### WRITTEN REQUEST:
Produce an exact copy of all the data below, dropping every image.

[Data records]
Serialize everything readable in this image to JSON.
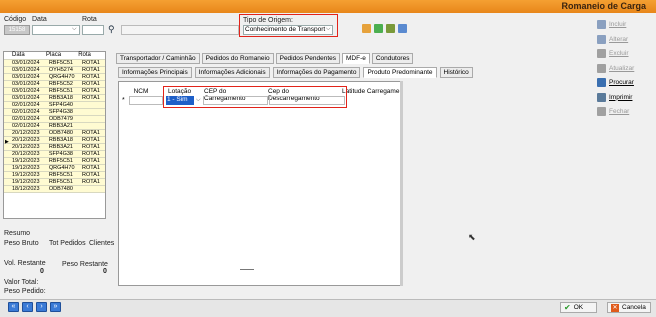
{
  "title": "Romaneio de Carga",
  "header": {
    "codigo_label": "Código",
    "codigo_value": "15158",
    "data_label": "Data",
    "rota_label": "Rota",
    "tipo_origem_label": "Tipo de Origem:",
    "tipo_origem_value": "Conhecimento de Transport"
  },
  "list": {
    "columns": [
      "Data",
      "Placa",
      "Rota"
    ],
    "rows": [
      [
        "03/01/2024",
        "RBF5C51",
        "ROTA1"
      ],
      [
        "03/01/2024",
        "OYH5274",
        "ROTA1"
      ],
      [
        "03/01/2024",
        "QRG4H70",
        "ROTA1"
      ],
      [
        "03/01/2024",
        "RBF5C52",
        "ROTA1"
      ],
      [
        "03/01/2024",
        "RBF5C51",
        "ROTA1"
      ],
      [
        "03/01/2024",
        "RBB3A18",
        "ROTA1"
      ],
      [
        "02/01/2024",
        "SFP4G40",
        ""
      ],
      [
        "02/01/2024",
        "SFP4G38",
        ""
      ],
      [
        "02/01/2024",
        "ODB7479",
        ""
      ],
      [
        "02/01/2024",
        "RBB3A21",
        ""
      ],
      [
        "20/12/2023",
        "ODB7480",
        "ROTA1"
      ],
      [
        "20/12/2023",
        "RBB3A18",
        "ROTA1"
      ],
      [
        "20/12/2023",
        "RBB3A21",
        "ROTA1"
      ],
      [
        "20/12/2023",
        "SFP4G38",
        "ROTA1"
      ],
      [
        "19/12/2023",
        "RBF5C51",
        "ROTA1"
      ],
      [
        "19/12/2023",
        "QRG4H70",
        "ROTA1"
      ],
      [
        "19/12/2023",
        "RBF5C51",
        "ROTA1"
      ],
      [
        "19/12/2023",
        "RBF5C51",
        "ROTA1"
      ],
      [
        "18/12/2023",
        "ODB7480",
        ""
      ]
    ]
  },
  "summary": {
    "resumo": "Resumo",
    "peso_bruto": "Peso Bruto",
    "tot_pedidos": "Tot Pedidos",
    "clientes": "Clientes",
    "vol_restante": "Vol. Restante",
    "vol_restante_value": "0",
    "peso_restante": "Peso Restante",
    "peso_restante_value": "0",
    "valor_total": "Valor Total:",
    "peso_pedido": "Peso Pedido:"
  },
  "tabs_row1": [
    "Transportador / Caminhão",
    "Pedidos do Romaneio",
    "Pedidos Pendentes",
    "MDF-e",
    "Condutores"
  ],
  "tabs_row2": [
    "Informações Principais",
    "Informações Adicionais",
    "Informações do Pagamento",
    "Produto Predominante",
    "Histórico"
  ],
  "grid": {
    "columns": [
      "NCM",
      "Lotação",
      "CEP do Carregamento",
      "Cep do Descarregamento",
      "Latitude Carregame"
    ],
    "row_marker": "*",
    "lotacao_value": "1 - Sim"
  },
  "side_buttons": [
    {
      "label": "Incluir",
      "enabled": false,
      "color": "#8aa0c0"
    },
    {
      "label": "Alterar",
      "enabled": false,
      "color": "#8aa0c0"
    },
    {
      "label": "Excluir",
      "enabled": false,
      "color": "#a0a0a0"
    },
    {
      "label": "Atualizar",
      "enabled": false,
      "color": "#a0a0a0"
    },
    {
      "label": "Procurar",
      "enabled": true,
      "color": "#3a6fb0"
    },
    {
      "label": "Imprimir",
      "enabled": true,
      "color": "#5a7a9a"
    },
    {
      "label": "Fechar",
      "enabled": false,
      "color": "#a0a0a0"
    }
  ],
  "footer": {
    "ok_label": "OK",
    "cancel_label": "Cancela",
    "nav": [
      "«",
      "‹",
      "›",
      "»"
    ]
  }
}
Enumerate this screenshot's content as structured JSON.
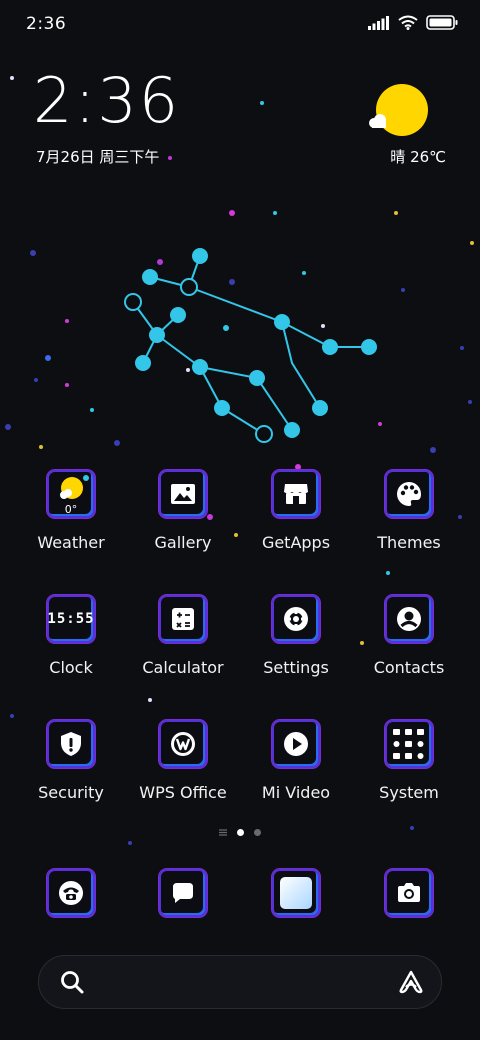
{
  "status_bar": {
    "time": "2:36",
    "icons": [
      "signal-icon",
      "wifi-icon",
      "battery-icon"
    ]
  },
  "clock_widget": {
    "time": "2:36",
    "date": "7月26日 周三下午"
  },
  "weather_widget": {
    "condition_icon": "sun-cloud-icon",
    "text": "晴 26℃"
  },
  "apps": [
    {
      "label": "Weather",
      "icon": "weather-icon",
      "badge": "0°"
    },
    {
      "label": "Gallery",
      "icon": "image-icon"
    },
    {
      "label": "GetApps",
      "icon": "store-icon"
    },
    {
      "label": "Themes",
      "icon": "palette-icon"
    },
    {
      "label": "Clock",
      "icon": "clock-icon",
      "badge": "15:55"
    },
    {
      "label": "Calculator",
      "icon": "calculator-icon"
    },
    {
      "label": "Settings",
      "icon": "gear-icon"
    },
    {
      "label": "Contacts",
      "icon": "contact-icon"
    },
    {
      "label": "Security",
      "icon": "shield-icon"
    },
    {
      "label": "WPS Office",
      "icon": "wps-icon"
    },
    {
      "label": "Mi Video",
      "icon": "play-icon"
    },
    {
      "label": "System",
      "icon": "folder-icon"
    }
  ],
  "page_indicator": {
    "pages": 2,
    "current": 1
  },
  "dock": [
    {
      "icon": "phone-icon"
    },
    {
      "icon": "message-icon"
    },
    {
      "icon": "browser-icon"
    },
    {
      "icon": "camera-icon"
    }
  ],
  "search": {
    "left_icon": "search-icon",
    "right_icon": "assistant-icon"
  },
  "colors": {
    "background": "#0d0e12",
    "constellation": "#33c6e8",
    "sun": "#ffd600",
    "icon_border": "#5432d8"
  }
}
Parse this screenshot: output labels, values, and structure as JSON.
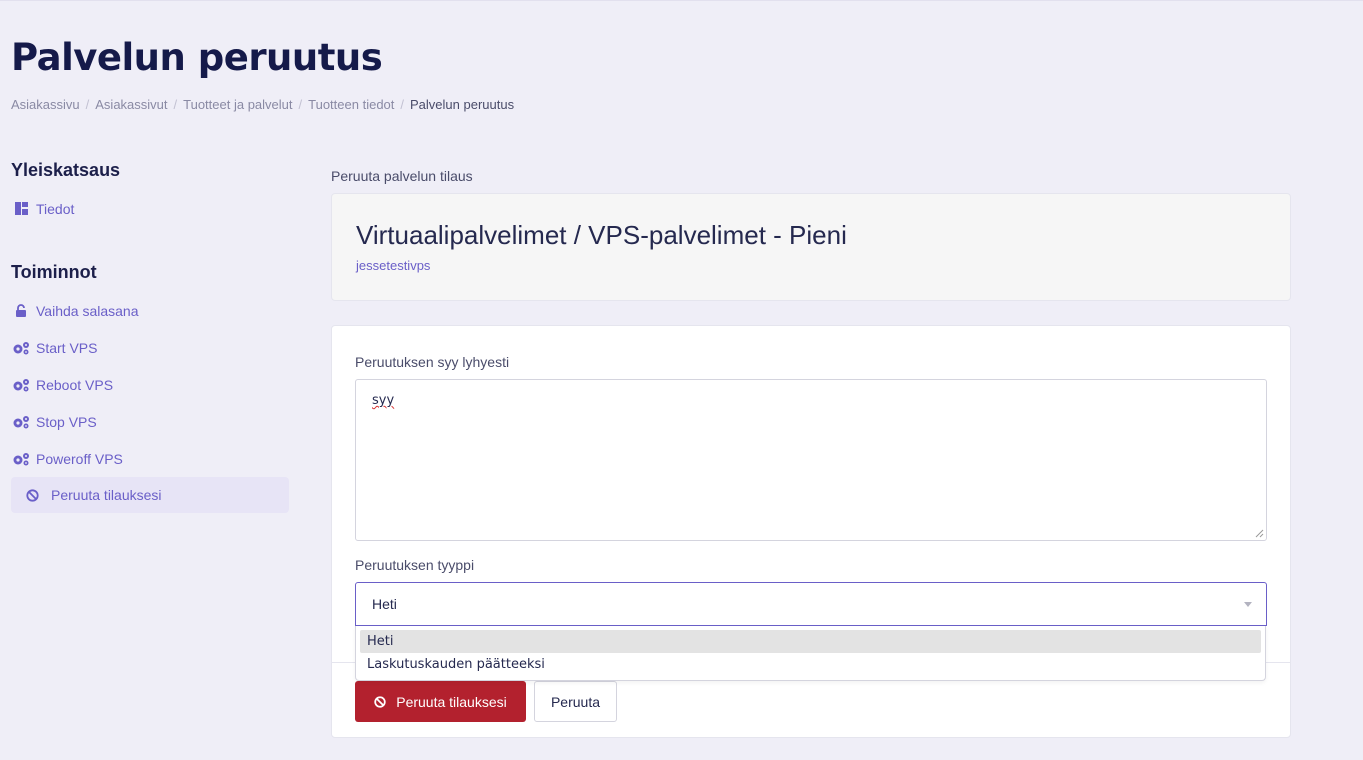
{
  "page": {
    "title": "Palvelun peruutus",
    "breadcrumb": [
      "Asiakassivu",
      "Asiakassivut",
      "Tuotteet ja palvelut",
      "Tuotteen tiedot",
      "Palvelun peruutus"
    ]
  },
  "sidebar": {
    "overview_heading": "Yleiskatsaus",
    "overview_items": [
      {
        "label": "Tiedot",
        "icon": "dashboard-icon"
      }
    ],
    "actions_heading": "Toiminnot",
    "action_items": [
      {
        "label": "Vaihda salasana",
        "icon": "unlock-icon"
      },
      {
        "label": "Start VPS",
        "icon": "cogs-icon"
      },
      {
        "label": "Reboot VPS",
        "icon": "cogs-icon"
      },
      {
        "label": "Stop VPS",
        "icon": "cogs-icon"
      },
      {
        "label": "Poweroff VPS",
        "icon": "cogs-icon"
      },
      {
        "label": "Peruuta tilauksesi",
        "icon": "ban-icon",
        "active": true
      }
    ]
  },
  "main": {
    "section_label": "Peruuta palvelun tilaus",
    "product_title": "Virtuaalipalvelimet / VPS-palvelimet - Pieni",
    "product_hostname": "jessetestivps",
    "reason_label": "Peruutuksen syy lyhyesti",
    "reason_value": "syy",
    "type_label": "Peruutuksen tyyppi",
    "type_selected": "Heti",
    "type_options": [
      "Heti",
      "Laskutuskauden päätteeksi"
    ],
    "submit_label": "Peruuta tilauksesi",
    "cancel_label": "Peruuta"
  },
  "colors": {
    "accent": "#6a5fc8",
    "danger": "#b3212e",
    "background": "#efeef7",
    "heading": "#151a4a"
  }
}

### OUTPUT OF THE EXERCISE:
Serialize everything readable in this image to JSON.
{
  "title": "Romaneio de Carga",
  "header": {
    "codigo_label": "Código",
    "codigo_value": "15158",
    "data_label": "Data",
    "rota_label": "Rota",
    "tipo_origem_label": "Tipo de Origem:",
    "tipo_origem_value": "Conhecimento de Transport"
  },
  "list": {
    "columns": [
      "Data",
      "Placa",
      "Rota"
    ],
    "rows": [
      [
        "03/01/2024",
        "RBF5C51",
        "ROTA1"
      ],
      [
        "03/01/2024",
        "OYH5274",
        "ROTA1"
      ],
      [
        "03/01/2024",
        "QRG4H70",
        "ROTA1"
      ],
      [
        "03/01/2024",
        "RBF5C52",
        "ROTA1"
      ],
      [
        "03/01/2024",
        "RBF5C51",
        "ROTA1"
      ],
      [
        "03/01/2024",
        "RBB3A18",
        "ROTA1"
      ],
      [
        "02/01/2024",
        "SFP4G40",
        ""
      ],
      [
        "02/01/2024",
        "SFP4G38",
        ""
      ],
      [
        "02/01/2024",
        "ODB7479",
        ""
      ],
      [
        "02/01/2024",
        "RBB3A21",
        ""
      ],
      [
        "20/12/2023",
        "ODB7480",
        "ROTA1"
      ],
      [
        "20/12/2023",
        "RBB3A18",
        "ROTA1"
      ],
      [
        "20/12/2023",
        "RBB3A21",
        "ROTA1"
      ],
      [
        "20/12/2023",
        "SFP4G38",
        "ROTA1"
      ],
      [
        "19/12/2023",
        "RBF5C51",
        "ROTA1"
      ],
      [
        "19/12/2023",
        "QRG4H70",
        "ROTA1"
      ],
      [
        "19/12/2023",
        "RBF5C51",
        "ROTA1"
      ],
      [
        "19/12/2023",
        "RBF5C51",
        "ROTA1"
      ],
      [
        "18/12/2023",
        "ODB7480",
        ""
      ]
    ]
  },
  "summary": {
    "resumo": "Resumo",
    "peso_bruto": "Peso Bruto",
    "tot_pedidos": "Tot Pedidos",
    "clientes": "Clientes",
    "vol_restante": "Vol. Restante",
    "vol_restante_value": "0",
    "peso_restante": "Peso Restante",
    "peso_restante_value": "0",
    "valor_total": "Valor Total:",
    "peso_pedido": "Peso Pedido:"
  },
  "tabs_row1": [
    "Transportador / Caminhão",
    "Pedidos do Romaneio",
    "Pedidos Pendentes",
    "MDF-e",
    "Condutores"
  ],
  "tabs_row2": [
    "Informações Principais",
    "Informações Adicionais",
    "Informações do Pagamento",
    "Produto Predominante",
    "Histórico"
  ],
  "grid": {
    "columns": [
      "NCM",
      "Lotação",
      "CEP do Carregamento",
      "Cep do Descarregamento",
      "Latitude Carregame"
    ],
    "row_marker": "*",
    "lotacao_value": "1 - Sim"
  },
  "side_buttons": [
    {
      "label": "Incluir",
      "enabled": false,
      "color": "#8aa0c0"
    },
    {
      "label": "Alterar",
      "enabled": false,
      "color": "#8aa0c0"
    },
    {
      "label": "Excluir",
      "enabled": false,
      "color": "#a0a0a0"
    },
    {
      "label": "Atualizar",
      "enabled": false,
      "color": "#a0a0a0"
    },
    {
      "label": "Procurar",
      "enabled": true,
      "color": "#3a6fb0"
    },
    {
      "label": "Imprimir",
      "enabled": true,
      "color": "#5a7a9a"
    },
    {
      "label": "Fechar",
      "enabled": false,
      "color": "#a0a0a0"
    }
  ],
  "footer": {
    "ok_label": "OK",
    "cancel_label": "Cancela",
    "nav": [
      "«",
      "‹",
      "›",
      "»"
    ]
  }
}
Enumerate this screenshot's content as structured JSON.
{
  "status_bar": {
    "time": "2:36",
    "icons": [
      "signal-icon",
      "wifi-icon",
      "battery-icon"
    ]
  },
  "clock_widget": {
    "time": "2:36",
    "date": "7月26日 周三下午"
  },
  "weather_widget": {
    "condition_icon": "sun-cloud-icon",
    "text": "晴 26℃"
  },
  "apps": [
    {
      "label": "Weather",
      "icon": "weather-icon",
      "badge": "0°"
    },
    {
      "label": "Gallery",
      "icon": "image-icon"
    },
    {
      "label": "GetApps",
      "icon": "store-icon"
    },
    {
      "label": "Themes",
      "icon": "palette-icon"
    },
    {
      "label": "Clock",
      "icon": "clock-icon",
      "badge": "15:55"
    },
    {
      "label": "Calculator",
      "icon": "calculator-icon"
    },
    {
      "label": "Settings",
      "icon": "gear-icon"
    },
    {
      "label": "Contacts",
      "icon": "contact-icon"
    },
    {
      "label": "Security",
      "icon": "shield-icon"
    },
    {
      "label": "WPS Office",
      "icon": "wps-icon"
    },
    {
      "label": "Mi Video",
      "icon": "play-icon"
    },
    {
      "label": "System",
      "icon": "folder-icon"
    }
  ],
  "page_indicator": {
    "pages": 2,
    "current": 1
  },
  "dock": [
    {
      "icon": "phone-icon"
    },
    {
      "icon": "message-icon"
    },
    {
      "icon": "browser-icon"
    },
    {
      "icon": "camera-icon"
    }
  ],
  "search": {
    "left_icon": "search-icon",
    "right_icon": "assistant-icon"
  },
  "colors": {
    "background": "#0d0e12",
    "constellation": "#33c6e8",
    "sun": "#ffd600",
    "icon_border": "#5432d8"
  }
}
Parse this screenshot: output labels, values, and structure as JSON.
{
  "page": {
    "title": "Palvelun peruutus",
    "breadcrumb": [
      "Asiakassivu",
      "Asiakassivut",
      "Tuotteet ja palvelut",
      "Tuotteen tiedot",
      "Palvelun peruutus"
    ]
  },
  "sidebar": {
    "overview_heading": "Yleiskatsaus",
    "overview_items": [
      {
        "label": "Tiedot",
        "icon": "dashboard-icon"
      }
    ],
    "actions_heading": "Toiminnot",
    "action_items": [
      {
        "label": "Vaihda salasana",
        "icon": "unlock-icon"
      },
      {
        "label": "Start VPS",
        "icon": "cogs-icon"
      },
      {
        "label": "Reboot VPS",
        "icon": "cogs-icon"
      },
      {
        "label": "Stop VPS",
        "icon": "cogs-icon"
      },
      {
        "label": "Poweroff VPS",
        "icon": "cogs-icon"
      },
      {
        "label": "Peruuta tilauksesi",
        "icon": "ban-icon",
        "active": true
      }
    ]
  },
  "main": {
    "section_label": "Peruuta palvelun tilaus",
    "product_title": "Virtuaalipalvelimet / VPS-palvelimet - Pieni",
    "product_hostname": "jessetestivps",
    "reason_label": "Peruutuksen syy lyhyesti",
    "reason_value": "syy",
    "type_label": "Peruutuksen tyyppi",
    "type_selected": "Heti",
    "type_options": [
      "Heti",
      "Laskutuskauden päätteeksi"
    ],
    "submit_label": "Peruuta tilauksesi",
    "cancel_label": "Peruuta"
  },
  "colors": {
    "accent": "#6a5fc8",
    "danger": "#b3212e",
    "background": "#efeef7",
    "heading": "#151a4a"
  }
}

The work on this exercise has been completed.